[Records contained in a dataset]
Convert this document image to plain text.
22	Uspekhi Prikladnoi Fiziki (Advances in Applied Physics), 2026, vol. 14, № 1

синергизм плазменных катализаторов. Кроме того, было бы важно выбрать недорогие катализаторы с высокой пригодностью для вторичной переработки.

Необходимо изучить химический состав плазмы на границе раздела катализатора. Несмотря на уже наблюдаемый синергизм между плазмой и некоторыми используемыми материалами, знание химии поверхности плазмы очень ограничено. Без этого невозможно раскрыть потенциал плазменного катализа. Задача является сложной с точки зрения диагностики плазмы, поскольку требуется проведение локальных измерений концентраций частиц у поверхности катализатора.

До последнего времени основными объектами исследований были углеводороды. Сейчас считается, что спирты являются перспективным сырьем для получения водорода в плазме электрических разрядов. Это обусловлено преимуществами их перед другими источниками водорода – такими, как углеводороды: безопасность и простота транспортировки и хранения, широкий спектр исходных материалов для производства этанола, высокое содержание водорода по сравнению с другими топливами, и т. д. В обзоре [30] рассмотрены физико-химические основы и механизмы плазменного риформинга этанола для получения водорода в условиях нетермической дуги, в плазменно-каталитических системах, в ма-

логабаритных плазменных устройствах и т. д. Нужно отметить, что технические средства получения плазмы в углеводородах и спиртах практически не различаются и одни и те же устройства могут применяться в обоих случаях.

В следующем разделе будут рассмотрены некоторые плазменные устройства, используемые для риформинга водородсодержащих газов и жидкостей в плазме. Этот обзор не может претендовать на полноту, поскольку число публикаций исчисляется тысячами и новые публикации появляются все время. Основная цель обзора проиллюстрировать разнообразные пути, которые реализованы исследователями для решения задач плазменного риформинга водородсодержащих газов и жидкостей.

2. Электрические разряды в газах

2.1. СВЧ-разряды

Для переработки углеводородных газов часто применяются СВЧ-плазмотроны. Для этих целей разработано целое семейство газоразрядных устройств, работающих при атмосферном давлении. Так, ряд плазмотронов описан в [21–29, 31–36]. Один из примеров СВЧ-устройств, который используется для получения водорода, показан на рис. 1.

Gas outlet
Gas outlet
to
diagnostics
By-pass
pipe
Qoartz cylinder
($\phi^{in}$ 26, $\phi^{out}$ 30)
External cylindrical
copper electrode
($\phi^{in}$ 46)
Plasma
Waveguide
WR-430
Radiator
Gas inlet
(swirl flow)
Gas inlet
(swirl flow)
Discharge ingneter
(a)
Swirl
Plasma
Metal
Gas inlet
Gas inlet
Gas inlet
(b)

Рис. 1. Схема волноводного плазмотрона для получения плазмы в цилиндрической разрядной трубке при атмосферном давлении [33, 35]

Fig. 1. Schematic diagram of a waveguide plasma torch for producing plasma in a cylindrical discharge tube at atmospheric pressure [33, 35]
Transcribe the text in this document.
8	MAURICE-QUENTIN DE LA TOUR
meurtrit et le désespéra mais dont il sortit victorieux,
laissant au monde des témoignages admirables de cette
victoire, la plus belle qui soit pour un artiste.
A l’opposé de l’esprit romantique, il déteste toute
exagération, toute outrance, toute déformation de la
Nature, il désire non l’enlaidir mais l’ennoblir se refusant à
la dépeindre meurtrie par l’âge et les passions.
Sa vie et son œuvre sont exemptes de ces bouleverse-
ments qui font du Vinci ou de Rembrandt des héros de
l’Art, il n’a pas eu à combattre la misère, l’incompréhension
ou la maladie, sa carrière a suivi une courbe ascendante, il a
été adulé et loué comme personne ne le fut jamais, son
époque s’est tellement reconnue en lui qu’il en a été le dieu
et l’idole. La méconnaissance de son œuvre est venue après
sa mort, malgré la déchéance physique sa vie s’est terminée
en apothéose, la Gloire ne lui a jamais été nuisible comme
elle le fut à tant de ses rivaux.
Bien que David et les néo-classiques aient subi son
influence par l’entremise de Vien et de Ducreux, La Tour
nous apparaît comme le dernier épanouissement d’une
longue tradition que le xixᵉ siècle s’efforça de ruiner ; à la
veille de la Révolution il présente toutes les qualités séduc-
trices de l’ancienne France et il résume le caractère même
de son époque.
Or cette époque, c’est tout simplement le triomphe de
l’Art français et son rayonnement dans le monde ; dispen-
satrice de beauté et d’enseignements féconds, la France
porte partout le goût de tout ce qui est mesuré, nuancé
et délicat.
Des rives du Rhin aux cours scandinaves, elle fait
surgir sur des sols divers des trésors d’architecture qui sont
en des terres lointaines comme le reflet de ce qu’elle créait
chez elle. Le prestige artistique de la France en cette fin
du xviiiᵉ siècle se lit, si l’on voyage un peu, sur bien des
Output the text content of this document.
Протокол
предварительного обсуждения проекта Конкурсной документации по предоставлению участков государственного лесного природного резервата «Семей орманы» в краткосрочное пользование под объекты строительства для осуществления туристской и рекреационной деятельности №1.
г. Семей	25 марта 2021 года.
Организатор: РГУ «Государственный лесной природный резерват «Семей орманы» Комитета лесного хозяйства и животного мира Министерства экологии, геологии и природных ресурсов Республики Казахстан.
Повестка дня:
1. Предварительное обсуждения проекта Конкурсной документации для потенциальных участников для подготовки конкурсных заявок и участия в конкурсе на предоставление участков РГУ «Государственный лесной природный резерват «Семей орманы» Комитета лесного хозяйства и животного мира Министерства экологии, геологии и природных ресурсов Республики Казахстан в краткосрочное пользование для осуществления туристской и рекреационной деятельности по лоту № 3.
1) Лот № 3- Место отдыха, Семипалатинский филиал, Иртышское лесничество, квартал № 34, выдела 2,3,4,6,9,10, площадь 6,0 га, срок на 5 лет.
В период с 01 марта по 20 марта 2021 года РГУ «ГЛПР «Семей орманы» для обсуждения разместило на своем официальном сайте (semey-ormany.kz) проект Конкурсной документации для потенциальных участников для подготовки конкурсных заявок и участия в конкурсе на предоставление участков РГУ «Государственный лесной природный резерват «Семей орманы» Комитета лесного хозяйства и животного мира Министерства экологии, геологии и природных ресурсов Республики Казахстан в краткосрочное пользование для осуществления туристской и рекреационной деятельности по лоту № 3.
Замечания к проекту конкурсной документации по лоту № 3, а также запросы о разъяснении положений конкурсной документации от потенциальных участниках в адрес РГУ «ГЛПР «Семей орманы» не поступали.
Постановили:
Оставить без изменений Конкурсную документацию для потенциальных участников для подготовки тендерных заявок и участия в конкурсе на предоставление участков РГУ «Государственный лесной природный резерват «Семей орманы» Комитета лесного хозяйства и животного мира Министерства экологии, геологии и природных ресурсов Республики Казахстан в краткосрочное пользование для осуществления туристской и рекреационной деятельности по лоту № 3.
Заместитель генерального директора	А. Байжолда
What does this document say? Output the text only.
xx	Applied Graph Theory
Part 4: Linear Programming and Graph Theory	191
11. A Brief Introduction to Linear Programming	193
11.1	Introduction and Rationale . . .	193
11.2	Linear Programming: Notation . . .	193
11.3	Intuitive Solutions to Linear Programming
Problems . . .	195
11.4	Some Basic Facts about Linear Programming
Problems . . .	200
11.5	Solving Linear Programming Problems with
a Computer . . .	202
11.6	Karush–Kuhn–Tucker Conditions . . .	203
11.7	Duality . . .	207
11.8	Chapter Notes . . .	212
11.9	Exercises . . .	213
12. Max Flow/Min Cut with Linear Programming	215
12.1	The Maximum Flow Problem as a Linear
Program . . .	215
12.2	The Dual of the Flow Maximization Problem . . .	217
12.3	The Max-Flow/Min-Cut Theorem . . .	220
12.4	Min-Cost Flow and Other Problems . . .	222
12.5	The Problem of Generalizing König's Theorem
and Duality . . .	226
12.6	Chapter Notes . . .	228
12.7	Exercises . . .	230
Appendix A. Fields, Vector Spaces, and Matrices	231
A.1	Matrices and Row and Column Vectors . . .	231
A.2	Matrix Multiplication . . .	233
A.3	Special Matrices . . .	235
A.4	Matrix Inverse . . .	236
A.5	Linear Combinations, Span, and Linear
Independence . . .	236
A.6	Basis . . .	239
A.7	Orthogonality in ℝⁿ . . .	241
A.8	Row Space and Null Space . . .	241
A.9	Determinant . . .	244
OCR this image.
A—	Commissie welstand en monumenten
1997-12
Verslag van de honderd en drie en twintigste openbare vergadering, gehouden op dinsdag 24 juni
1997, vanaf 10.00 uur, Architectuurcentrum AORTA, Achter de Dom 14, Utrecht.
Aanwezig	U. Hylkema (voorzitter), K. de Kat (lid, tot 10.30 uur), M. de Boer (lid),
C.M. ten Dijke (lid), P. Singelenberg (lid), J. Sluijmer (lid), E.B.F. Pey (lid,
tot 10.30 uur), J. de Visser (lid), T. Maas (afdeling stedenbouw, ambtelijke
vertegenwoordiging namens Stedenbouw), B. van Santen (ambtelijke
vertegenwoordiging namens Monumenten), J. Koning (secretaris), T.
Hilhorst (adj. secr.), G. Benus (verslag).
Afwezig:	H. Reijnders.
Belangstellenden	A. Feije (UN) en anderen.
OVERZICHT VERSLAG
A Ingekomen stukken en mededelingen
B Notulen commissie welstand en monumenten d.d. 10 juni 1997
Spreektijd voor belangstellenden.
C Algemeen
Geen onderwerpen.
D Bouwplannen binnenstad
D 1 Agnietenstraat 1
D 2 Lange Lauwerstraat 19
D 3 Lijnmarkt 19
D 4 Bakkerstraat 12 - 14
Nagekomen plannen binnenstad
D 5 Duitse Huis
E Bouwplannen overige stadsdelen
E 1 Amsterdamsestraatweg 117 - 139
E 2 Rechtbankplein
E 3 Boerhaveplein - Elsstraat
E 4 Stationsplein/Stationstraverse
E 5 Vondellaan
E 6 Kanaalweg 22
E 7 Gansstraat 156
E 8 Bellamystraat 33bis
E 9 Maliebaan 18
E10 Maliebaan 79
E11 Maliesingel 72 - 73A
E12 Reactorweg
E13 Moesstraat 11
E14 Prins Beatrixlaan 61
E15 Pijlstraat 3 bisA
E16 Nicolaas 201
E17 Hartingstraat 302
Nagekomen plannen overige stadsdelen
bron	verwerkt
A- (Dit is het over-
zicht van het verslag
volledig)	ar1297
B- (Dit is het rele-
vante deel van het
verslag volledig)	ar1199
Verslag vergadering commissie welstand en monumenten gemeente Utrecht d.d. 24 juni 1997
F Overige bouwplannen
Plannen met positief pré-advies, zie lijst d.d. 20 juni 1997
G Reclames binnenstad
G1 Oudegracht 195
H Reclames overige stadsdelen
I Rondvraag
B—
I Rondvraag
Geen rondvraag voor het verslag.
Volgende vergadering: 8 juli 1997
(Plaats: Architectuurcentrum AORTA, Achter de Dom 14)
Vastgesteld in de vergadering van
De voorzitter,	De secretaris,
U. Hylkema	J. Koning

* _Problem statement_: Across the data above, how many lines include the word "text"? Give only the count.

* _Solution to the exercise_: 4